**Task details**
Reproduce the records below in full and word for word, excluding pictures.

## start Dataset excerpts

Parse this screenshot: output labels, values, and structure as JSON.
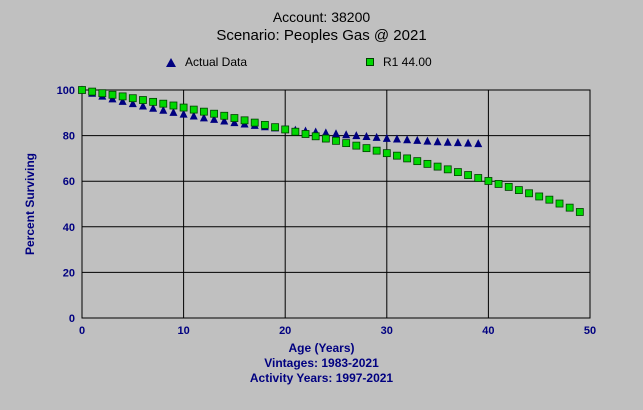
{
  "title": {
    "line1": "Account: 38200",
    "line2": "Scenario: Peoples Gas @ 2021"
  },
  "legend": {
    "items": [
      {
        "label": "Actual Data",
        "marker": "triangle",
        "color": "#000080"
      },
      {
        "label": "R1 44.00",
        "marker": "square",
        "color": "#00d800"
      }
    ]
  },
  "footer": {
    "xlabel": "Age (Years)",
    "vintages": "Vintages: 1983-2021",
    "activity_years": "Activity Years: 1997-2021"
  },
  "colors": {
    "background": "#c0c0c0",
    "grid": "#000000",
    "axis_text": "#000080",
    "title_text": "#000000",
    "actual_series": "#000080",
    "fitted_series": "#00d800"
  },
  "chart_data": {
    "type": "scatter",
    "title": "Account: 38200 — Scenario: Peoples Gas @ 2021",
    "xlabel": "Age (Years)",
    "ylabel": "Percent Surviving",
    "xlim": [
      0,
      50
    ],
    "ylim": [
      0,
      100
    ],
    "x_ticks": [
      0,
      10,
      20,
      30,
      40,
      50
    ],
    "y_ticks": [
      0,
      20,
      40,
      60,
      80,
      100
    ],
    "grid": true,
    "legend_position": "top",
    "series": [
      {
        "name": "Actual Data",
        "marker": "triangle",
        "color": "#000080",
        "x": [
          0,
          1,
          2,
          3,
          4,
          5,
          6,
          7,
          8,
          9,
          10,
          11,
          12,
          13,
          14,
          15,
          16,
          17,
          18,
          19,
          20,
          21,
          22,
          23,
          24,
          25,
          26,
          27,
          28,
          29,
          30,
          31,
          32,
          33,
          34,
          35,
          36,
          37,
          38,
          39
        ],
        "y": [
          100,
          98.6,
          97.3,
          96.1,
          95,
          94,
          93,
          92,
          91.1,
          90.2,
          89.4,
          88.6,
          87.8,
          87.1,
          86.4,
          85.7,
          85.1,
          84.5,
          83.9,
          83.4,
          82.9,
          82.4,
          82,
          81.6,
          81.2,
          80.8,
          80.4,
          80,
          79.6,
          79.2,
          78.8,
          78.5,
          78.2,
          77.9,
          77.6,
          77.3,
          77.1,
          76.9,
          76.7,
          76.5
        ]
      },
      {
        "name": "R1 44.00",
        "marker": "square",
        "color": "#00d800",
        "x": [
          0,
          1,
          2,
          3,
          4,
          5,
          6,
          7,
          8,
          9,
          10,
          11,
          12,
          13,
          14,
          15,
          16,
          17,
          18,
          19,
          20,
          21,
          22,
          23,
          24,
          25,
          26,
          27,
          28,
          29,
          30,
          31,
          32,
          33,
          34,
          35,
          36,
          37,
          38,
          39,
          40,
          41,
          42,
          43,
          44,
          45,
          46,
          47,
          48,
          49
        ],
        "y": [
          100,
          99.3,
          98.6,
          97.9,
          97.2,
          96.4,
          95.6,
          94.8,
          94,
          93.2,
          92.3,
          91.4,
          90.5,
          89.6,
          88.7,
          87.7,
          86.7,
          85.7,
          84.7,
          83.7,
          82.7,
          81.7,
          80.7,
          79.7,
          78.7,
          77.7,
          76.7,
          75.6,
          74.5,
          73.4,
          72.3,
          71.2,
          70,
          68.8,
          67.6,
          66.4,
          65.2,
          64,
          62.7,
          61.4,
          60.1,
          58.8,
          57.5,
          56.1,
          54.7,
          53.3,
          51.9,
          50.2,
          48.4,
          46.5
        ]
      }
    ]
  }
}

## end Dataset excerpts

**Completed task**
Parse this screenshot: output labels, values, and structure as JSON.
{
  "title": {
    "line1": "Account: 38200",
    "line2": "Scenario: Peoples Gas @ 2021"
  },
  "legend": {
    "items": [
      {
        "label": "Actual Data",
        "marker": "triangle",
        "color": "#000080"
      },
      {
        "label": "R1 44.00",
        "marker": "square",
        "color": "#00d800"
      }
    ]
  },
  "footer": {
    "xlabel": "Age (Years)",
    "vintages": "Vintages: 1983-2021",
    "activity_years": "Activity Years: 1997-2021"
  },
  "colors": {
    "background": "#c0c0c0",
    "grid": "#000000",
    "axis_text": "#000080",
    "title_text": "#000000",
    "actual_series": "#000080",
    "fitted_series": "#00d800"
  },
  "chart_data": {
    "type": "scatter",
    "title": "Account: 38200 — Scenario: Peoples Gas @ 2021",
    "xlabel": "Age (Years)",
    "ylabel": "Percent Surviving",
    "xlim": [
      0,
      50
    ],
    "ylim": [
      0,
      100
    ],
    "x_ticks": [
      0,
      10,
      20,
      30,
      40,
      50
    ],
    "y_ticks": [
      0,
      20,
      40,
      60,
      80,
      100
    ],
    "grid": true,
    "legend_position": "top",
    "series": [
      {
        "name": "Actual Data",
        "marker": "triangle",
        "color": "#000080",
        "x": [
          0,
          1,
          2,
          3,
          4,
          5,
          6,
          7,
          8,
          9,
          10,
          11,
          12,
          13,
          14,
          15,
          16,
          17,
          18,
          19,
          20,
          21,
          22,
          23,
          24,
          25,
          26,
          27,
          28,
          29,
          30,
          31,
          32,
          33,
          34,
          35,
          36,
          37,
          38,
          39
        ],
        "y": [
          100,
          98.6,
          97.3,
          96.1,
          95,
          94,
          93,
          92,
          91.1,
          90.2,
          89.4,
          88.6,
          87.8,
          87.1,
          86.4,
          85.7,
          85.1,
          84.5,
          83.9,
          83.4,
          82.9,
          82.4,
          82,
          81.6,
          81.2,
          80.8,
          80.4,
          80,
          79.6,
          79.2,
          78.8,
          78.5,
          78.2,
          77.9,
          77.6,
          77.3,
          77.1,
          76.9,
          76.7,
          76.5
        ]
      },
      {
        "name": "R1 44.00",
        "marker": "square",
        "color": "#00d800",
        "x": [
          0,
          1,
          2,
          3,
          4,
          5,
          6,
          7,
          8,
          9,
          10,
          11,
          12,
          13,
          14,
          15,
          16,
          17,
          18,
          19,
          20,
          21,
          22,
          23,
          24,
          25,
          26,
          27,
          28,
          29,
          30,
          31,
          32,
          33,
          34,
          35,
          36,
          37,
          38,
          39,
          40,
          41,
          42,
          43,
          44,
          45,
          46,
          47,
          48,
          49
        ],
        "y": [
          100,
          99.3,
          98.6,
          97.9,
          97.2,
          96.4,
          95.6,
          94.8,
          94,
          93.2,
          92.3,
          91.4,
          90.5,
          89.6,
          88.7,
          87.7,
          86.7,
          85.7,
          84.7,
          83.7,
          82.7,
          81.7,
          80.7,
          79.7,
          78.7,
          77.7,
          76.7,
          75.6,
          74.5,
          73.4,
          72.3,
          71.2,
          70,
          68.8,
          67.6,
          66.4,
          65.2,
          64,
          62.7,
          61.4,
          60.1,
          58.8,
          57.5,
          56.1,
          54.7,
          53.3,
          51.9,
          50.2,
          48.4,
          46.5
        ]
      }
    ]
  }
}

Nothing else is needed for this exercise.